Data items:
+++

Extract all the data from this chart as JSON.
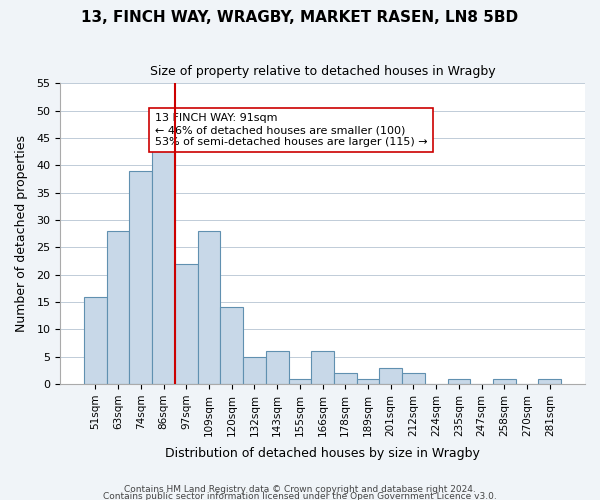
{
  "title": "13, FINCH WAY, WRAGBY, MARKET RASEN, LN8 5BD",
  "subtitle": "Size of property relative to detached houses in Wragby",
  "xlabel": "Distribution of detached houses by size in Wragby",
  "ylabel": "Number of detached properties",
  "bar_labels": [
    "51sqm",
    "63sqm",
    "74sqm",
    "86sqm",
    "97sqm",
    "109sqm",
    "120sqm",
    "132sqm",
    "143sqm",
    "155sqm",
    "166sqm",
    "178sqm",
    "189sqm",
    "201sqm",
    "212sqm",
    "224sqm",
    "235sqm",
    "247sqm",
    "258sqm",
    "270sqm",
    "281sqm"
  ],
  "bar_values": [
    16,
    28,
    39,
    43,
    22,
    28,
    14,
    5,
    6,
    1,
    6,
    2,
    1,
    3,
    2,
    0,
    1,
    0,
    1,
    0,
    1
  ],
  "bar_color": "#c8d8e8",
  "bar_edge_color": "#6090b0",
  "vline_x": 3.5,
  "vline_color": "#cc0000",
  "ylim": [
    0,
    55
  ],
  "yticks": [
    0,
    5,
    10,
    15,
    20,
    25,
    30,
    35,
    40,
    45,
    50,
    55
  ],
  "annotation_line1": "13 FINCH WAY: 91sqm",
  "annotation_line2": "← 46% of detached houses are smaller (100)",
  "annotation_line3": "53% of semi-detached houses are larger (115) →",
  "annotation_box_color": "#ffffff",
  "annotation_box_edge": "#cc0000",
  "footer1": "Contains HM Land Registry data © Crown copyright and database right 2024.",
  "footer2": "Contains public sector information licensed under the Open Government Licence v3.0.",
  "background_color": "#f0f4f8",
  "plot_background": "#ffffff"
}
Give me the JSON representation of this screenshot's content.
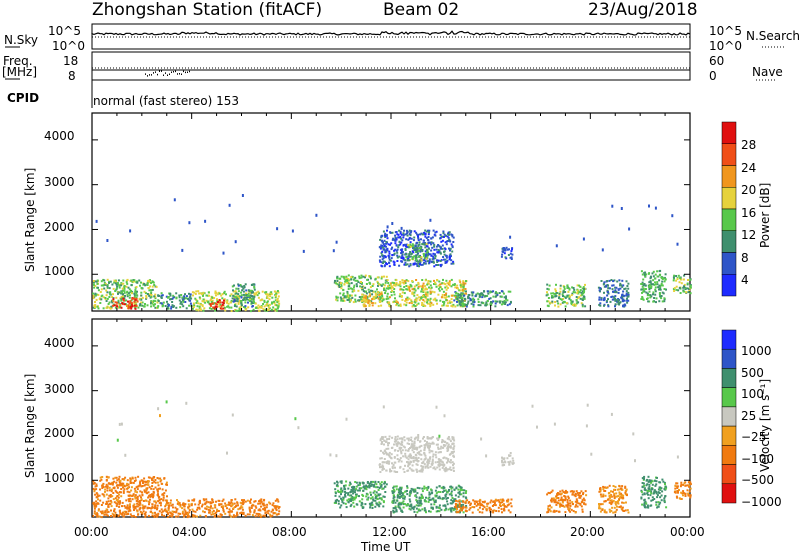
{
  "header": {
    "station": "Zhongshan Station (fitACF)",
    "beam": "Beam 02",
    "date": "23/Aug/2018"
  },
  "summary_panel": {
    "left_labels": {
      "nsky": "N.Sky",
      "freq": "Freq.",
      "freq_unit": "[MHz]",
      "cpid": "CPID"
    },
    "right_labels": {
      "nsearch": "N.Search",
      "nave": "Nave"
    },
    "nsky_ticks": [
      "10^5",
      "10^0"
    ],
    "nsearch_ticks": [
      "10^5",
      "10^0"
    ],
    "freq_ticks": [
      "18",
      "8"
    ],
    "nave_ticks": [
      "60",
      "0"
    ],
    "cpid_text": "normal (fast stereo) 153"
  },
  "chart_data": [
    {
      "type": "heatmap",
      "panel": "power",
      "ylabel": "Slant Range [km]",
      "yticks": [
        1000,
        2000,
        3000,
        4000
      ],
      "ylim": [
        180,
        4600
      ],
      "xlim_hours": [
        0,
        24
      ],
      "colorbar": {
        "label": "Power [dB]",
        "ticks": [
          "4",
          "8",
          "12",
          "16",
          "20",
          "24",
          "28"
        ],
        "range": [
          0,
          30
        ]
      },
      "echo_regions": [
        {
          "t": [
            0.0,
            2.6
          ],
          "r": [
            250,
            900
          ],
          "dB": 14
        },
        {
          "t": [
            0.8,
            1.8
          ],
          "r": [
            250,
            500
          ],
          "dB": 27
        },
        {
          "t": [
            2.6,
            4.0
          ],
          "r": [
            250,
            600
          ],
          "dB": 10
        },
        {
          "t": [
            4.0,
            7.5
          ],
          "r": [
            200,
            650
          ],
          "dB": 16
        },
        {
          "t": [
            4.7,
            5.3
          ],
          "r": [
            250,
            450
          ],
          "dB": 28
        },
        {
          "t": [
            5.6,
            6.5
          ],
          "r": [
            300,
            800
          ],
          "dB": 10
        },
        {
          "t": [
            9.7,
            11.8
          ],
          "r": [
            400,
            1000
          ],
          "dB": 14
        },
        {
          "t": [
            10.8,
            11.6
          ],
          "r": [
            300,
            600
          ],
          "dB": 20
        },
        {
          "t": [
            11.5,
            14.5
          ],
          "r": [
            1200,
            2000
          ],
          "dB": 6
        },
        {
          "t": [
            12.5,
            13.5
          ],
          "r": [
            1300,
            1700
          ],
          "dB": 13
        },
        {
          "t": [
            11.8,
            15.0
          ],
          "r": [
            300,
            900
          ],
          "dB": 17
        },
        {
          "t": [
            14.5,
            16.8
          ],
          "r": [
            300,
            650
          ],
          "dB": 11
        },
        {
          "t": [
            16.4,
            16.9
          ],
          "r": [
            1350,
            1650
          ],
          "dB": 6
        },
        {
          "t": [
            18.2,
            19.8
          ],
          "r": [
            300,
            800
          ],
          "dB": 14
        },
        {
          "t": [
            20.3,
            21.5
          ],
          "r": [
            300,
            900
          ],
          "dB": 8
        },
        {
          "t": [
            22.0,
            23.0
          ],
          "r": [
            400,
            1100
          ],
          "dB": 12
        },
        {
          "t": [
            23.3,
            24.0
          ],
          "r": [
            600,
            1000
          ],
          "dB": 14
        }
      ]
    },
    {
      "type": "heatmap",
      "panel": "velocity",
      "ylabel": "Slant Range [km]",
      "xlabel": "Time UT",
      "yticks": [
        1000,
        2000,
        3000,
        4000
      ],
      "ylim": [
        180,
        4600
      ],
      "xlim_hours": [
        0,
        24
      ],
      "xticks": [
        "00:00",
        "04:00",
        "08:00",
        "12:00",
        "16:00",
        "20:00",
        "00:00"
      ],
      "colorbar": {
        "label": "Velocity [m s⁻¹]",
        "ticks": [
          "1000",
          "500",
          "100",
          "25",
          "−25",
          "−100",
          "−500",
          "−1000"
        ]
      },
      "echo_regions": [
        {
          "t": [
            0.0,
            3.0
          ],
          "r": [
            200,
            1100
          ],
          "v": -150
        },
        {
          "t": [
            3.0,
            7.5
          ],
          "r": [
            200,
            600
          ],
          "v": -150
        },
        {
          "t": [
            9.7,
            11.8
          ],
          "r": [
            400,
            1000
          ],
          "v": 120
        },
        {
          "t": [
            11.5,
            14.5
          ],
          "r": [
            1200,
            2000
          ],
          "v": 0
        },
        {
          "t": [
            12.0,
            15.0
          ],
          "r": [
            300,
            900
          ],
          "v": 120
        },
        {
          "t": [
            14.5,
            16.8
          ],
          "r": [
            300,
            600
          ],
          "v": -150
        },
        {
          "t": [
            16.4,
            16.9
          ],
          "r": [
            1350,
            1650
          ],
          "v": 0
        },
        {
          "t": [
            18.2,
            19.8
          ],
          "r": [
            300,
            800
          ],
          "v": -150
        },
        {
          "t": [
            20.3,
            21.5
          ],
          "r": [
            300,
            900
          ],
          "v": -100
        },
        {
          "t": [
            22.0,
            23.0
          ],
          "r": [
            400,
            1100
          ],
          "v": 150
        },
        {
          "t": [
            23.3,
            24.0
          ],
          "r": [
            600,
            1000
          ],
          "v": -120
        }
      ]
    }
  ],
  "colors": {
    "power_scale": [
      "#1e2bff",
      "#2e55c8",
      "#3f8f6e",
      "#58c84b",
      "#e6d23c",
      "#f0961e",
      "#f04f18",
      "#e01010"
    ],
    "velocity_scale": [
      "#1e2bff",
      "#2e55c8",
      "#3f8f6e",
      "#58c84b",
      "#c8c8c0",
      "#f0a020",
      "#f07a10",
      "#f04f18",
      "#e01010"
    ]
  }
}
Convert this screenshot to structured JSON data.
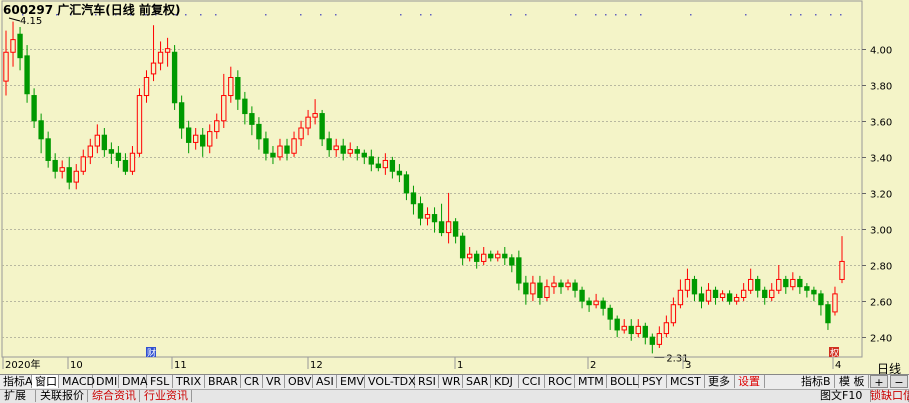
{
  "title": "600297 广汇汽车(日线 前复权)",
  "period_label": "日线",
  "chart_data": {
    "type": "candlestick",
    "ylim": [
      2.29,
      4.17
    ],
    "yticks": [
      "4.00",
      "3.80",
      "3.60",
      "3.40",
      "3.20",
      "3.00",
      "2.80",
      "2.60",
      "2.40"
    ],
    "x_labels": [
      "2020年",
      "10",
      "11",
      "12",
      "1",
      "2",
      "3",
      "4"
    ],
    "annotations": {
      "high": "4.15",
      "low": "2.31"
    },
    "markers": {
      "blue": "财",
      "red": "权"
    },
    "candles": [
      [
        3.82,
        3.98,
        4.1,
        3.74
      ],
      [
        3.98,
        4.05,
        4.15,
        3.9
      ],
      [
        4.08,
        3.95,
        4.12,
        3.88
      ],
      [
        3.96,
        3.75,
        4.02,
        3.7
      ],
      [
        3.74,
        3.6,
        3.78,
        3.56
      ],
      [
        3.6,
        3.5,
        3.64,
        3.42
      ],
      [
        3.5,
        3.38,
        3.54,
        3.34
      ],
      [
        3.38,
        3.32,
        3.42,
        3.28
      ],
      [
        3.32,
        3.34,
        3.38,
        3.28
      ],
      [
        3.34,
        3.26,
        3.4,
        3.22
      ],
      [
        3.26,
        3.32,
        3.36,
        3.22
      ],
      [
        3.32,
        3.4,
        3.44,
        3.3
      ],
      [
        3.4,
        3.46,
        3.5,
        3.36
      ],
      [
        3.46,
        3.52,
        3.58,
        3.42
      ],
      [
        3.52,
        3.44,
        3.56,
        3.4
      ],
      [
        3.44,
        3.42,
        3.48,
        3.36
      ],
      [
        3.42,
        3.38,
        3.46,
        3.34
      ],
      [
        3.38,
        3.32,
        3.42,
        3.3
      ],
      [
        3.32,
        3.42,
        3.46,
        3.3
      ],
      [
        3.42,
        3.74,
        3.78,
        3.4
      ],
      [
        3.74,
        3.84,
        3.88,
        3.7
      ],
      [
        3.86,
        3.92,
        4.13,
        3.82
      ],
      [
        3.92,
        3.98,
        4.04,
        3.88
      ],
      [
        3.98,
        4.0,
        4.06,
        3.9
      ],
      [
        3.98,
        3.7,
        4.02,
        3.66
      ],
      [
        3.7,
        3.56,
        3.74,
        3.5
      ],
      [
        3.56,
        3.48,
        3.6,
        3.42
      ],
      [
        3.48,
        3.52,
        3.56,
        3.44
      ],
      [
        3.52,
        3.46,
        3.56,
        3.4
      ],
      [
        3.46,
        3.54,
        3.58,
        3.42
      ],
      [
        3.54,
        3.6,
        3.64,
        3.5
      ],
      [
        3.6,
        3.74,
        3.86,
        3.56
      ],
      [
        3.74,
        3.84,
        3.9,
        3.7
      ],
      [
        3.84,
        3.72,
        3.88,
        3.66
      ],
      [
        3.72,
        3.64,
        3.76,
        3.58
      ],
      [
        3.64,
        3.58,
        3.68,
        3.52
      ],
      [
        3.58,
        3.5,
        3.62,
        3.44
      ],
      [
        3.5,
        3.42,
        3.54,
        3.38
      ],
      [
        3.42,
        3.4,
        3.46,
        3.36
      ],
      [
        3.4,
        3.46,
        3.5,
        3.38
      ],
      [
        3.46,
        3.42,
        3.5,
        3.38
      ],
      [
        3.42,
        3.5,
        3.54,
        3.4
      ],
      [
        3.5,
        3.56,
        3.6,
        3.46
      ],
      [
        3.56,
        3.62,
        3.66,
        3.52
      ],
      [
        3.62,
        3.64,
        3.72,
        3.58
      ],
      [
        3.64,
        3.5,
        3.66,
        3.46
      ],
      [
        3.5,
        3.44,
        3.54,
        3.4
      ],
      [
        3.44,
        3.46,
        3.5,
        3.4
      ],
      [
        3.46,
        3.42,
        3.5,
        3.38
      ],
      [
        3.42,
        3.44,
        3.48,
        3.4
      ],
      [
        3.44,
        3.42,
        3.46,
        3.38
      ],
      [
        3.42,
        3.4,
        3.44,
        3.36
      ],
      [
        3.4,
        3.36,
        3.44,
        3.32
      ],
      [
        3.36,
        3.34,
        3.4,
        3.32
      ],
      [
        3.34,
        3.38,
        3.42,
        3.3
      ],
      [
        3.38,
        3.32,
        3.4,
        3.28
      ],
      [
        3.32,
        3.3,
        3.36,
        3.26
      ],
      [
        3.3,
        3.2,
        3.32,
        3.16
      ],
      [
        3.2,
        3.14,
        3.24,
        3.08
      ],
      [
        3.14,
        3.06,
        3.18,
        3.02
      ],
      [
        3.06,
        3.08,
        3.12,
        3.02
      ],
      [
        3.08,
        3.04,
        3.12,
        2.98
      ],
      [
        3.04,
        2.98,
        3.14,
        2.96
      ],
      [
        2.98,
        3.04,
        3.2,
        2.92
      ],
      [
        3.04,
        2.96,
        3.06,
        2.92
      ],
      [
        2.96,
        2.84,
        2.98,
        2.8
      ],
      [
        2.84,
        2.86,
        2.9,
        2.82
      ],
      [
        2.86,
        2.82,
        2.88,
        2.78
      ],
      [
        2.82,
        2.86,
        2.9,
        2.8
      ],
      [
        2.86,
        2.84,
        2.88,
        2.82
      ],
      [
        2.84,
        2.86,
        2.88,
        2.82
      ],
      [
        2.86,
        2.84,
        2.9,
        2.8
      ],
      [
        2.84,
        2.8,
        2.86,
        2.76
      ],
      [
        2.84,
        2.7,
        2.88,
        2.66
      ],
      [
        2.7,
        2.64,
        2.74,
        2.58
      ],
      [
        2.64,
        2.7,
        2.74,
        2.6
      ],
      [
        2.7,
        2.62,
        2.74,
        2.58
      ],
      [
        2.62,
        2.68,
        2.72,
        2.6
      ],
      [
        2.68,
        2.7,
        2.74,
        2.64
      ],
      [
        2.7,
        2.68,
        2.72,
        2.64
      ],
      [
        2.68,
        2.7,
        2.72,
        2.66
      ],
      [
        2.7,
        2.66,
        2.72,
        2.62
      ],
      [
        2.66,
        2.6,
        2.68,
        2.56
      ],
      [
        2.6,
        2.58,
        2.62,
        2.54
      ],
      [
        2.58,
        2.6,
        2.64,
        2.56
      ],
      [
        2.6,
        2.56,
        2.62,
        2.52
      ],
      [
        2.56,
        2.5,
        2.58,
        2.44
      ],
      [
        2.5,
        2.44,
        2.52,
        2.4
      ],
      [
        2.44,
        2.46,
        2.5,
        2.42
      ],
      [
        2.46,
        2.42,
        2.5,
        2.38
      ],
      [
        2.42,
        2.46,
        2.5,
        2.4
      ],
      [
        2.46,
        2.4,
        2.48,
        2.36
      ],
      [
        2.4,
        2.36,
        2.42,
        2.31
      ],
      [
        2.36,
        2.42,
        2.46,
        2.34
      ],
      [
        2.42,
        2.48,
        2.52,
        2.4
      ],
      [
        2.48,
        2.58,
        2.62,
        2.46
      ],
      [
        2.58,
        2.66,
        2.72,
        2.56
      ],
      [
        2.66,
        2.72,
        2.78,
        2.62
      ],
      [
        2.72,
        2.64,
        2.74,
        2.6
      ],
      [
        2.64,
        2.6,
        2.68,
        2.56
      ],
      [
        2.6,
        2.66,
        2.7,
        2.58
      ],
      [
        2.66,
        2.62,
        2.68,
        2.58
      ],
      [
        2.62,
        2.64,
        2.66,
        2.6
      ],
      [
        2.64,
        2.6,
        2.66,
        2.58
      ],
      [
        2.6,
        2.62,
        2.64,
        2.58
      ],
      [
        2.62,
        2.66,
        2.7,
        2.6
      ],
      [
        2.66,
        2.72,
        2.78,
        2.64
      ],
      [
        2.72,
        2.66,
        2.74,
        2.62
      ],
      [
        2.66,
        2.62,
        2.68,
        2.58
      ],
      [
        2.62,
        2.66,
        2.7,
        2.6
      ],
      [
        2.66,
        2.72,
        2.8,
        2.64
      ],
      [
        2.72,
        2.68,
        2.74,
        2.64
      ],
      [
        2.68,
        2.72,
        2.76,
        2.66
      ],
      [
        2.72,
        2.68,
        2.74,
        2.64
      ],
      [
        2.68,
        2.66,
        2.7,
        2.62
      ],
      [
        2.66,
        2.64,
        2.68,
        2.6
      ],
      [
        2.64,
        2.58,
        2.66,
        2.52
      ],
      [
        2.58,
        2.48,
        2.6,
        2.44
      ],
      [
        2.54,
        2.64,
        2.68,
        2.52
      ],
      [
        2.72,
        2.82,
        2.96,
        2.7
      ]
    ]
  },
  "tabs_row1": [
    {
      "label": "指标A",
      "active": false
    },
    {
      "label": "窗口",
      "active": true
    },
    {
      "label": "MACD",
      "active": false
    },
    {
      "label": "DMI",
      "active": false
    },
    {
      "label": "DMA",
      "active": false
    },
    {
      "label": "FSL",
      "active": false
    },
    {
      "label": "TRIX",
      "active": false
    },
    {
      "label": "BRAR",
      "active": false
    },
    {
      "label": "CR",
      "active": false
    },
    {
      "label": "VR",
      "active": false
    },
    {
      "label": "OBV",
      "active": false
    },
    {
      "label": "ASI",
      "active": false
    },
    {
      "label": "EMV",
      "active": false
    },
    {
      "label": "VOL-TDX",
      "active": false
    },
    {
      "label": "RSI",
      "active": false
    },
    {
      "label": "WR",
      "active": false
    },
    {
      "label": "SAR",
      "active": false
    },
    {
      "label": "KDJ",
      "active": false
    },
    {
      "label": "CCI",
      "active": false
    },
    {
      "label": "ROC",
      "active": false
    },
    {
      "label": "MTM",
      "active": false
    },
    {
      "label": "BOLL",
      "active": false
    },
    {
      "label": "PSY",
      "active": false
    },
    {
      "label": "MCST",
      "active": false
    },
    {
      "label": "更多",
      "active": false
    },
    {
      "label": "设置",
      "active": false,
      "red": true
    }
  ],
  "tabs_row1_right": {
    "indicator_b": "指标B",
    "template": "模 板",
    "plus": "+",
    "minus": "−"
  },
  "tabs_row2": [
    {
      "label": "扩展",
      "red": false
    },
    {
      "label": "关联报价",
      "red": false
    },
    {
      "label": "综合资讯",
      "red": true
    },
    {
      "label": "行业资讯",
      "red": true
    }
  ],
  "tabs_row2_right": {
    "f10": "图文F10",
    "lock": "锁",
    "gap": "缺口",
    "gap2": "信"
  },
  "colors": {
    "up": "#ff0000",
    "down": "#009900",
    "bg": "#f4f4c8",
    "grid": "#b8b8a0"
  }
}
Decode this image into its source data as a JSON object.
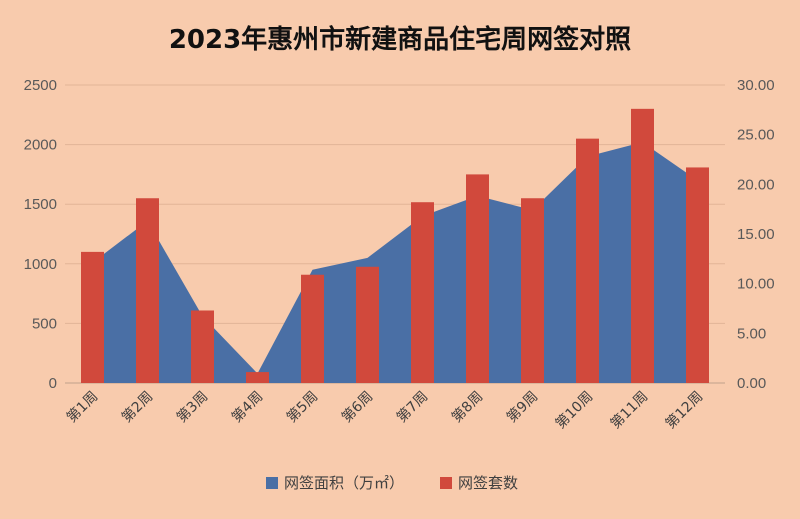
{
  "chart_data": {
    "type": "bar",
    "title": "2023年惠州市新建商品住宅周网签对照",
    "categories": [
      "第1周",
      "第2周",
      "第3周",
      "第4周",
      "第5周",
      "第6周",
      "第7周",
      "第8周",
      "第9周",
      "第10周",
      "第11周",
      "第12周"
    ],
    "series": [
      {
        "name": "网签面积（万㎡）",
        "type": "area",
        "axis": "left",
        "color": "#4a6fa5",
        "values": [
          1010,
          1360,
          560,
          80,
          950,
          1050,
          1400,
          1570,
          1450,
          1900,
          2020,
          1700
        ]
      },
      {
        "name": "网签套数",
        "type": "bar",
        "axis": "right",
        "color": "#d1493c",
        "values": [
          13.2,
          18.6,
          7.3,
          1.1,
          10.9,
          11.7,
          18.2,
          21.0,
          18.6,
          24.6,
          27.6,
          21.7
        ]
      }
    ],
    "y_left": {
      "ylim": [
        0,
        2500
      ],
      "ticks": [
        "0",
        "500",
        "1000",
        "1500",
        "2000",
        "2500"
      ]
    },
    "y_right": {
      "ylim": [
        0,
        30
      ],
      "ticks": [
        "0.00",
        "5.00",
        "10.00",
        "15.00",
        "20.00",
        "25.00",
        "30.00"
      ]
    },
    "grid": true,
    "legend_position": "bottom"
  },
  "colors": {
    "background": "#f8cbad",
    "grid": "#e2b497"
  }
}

+++

The lines to be quoted run from the line containing "Decode this image" through the end of the entries above, both included; quote them exactly and leave out any pictures.

→ TASK RESULT
Decode this image into its source data as a JSON object.
{
  "chart_data": {
    "type": "bar",
    "title": "2023年惠州市新建商品住宅周网签对照",
    "categories": [
      "第1周",
      "第2周",
      "第3周",
      "第4周",
      "第5周",
      "第6周",
      "第7周",
      "第8周",
      "第9周",
      "第10周",
      "第11周",
      "第12周"
    ],
    "series": [
      {
        "name": "网签面积（万㎡）",
        "type": "area",
        "axis": "left",
        "color": "#4a6fa5",
        "values": [
          1010,
          1360,
          560,
          80,
          950,
          1050,
          1400,
          1570,
          1450,
          1900,
          2020,
          1700
        ]
      },
      {
        "name": "网签套数",
        "type": "bar",
        "axis": "right",
        "color": "#d1493c",
        "values": [
          13.2,
          18.6,
          7.3,
          1.1,
          10.9,
          11.7,
          18.2,
          21.0,
          18.6,
          24.6,
          27.6,
          21.7
        ]
      }
    ],
    "y_left": {
      "ylim": [
        0,
        2500
      ],
      "ticks": [
        "0",
        "500",
        "1000",
        "1500",
        "2000",
        "2500"
      ]
    },
    "y_right": {
      "ylim": [
        0,
        30
      ],
      "ticks": [
        "0.00",
        "5.00",
        "10.00",
        "15.00",
        "20.00",
        "25.00",
        "30.00"
      ]
    },
    "grid": true,
    "legend_position": "bottom"
  },
  "colors": {
    "background": "#f8cbad",
    "grid": "#e2b497"
  }
}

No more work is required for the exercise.